[Start SUPPLIED RECORDS]

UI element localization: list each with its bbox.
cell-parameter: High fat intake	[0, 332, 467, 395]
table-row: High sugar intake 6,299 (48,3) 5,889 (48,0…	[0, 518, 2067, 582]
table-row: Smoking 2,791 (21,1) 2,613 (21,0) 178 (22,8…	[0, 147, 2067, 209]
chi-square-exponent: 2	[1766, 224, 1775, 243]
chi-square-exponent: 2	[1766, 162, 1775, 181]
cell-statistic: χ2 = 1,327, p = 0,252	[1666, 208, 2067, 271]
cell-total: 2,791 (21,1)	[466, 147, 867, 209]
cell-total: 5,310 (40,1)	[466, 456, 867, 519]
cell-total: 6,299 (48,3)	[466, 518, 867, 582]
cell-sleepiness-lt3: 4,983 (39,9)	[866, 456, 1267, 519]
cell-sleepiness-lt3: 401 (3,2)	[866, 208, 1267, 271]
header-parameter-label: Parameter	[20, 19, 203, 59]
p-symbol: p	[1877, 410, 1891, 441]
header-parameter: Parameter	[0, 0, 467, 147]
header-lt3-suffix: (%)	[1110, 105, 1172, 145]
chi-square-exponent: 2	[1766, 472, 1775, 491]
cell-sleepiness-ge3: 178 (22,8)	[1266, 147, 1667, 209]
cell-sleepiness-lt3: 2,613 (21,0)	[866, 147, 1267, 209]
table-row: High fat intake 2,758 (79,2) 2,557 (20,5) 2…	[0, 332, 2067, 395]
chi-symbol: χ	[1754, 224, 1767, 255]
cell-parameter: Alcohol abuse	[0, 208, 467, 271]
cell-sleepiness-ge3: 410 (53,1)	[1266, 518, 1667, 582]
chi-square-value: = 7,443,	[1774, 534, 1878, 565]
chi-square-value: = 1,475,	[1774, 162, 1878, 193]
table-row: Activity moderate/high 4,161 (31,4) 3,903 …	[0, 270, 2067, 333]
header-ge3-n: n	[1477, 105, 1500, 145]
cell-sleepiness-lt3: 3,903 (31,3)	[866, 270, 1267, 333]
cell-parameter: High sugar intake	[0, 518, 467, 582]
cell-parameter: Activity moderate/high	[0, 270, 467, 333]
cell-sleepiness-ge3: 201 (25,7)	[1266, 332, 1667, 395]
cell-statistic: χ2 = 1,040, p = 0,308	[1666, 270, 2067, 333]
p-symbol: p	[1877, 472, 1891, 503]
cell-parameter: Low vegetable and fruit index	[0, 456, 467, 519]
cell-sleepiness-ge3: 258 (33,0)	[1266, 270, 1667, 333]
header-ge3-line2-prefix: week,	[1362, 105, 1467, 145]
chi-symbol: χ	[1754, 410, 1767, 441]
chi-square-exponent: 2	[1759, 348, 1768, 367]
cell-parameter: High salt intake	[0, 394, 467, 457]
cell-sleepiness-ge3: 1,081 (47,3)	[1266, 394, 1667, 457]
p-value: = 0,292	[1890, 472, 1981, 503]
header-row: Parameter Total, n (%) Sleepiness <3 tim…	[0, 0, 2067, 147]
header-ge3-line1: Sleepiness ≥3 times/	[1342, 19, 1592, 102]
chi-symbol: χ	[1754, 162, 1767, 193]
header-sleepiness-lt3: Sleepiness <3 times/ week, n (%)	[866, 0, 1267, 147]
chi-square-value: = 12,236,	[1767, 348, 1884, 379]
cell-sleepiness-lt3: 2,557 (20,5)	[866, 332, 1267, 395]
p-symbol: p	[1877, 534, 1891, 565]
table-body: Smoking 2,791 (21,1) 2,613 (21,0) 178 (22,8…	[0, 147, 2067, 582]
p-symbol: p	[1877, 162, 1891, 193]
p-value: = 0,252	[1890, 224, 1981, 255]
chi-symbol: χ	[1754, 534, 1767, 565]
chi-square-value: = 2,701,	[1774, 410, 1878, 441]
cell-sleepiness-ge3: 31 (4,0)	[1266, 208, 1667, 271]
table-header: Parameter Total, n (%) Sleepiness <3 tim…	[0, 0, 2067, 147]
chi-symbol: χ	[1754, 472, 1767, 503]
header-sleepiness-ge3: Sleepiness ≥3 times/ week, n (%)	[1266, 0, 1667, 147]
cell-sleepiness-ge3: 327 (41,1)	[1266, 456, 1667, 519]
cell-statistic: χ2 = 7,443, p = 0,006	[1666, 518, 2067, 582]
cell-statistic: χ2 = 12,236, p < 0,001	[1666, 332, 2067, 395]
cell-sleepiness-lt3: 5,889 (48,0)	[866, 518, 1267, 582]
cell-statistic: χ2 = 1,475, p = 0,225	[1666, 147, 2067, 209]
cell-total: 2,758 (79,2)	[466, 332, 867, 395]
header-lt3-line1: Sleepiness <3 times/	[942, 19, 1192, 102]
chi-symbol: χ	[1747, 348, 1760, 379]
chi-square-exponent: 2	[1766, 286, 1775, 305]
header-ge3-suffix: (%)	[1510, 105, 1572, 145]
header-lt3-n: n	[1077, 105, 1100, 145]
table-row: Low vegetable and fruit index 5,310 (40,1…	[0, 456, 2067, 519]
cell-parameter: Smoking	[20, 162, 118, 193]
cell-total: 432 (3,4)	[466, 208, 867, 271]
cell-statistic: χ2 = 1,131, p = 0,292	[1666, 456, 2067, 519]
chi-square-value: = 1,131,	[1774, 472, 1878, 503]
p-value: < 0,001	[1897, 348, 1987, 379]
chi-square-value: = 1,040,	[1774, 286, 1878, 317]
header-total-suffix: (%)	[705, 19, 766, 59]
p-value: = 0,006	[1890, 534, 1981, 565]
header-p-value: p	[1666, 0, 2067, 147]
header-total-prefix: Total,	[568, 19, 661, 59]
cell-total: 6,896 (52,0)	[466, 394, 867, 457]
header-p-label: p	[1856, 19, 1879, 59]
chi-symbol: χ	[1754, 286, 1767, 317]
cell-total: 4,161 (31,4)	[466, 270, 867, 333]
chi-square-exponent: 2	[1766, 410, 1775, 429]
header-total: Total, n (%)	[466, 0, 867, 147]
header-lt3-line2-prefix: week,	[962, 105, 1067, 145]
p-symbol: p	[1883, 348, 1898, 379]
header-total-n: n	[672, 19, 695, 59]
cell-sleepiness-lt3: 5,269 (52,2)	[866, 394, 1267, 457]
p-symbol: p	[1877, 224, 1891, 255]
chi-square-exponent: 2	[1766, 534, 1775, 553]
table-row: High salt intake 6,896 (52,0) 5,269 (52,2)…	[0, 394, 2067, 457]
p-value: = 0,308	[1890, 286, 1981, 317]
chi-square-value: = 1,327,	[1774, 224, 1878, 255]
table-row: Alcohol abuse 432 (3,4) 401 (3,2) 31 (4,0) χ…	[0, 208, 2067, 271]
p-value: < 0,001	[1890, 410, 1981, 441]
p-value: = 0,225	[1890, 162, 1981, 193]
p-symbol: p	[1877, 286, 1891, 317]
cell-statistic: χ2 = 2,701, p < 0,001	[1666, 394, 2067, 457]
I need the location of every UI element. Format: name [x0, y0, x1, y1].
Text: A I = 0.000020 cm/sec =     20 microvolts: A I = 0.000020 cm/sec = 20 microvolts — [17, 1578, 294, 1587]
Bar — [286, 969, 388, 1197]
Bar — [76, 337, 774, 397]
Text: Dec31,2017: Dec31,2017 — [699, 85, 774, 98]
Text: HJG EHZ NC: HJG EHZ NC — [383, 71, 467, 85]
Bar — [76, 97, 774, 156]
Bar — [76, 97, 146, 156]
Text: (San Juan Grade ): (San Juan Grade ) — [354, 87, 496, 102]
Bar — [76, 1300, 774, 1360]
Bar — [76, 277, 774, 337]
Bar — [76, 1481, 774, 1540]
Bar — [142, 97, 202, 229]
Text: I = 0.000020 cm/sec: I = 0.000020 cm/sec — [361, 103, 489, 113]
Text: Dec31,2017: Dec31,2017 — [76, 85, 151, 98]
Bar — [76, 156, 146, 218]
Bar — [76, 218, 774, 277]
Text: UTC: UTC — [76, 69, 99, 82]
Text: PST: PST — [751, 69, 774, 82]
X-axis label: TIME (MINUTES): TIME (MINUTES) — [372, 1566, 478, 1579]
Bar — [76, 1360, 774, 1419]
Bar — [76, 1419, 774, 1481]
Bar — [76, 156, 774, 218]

[End SUPPLIED RECORDS]

_SET TASK_
Select every line of the records that contains the string "statistic", matching case exactly.

_FULL RESPONSE_
cell-statistic: χ2 = 1,327, p = 0,252	[1666, 208, 2067, 271]
cell-statistic: χ2 = 1,040, p = 0,308	[1666, 270, 2067, 333]
cell-statistic: χ2 = 7,443, p = 0,006	[1666, 518, 2067, 582]
cell-statistic: χ2 = 12,236, p < 0,001	[1666, 332, 2067, 395]
cell-statistic: χ2 = 1,475, p = 0,225	[1666, 147, 2067, 209]
cell-statistic: χ2 = 1,131, p = 0,292	[1666, 456, 2067, 519]
cell-statistic: χ2 = 2,701, p < 0,001	[1666, 394, 2067, 457]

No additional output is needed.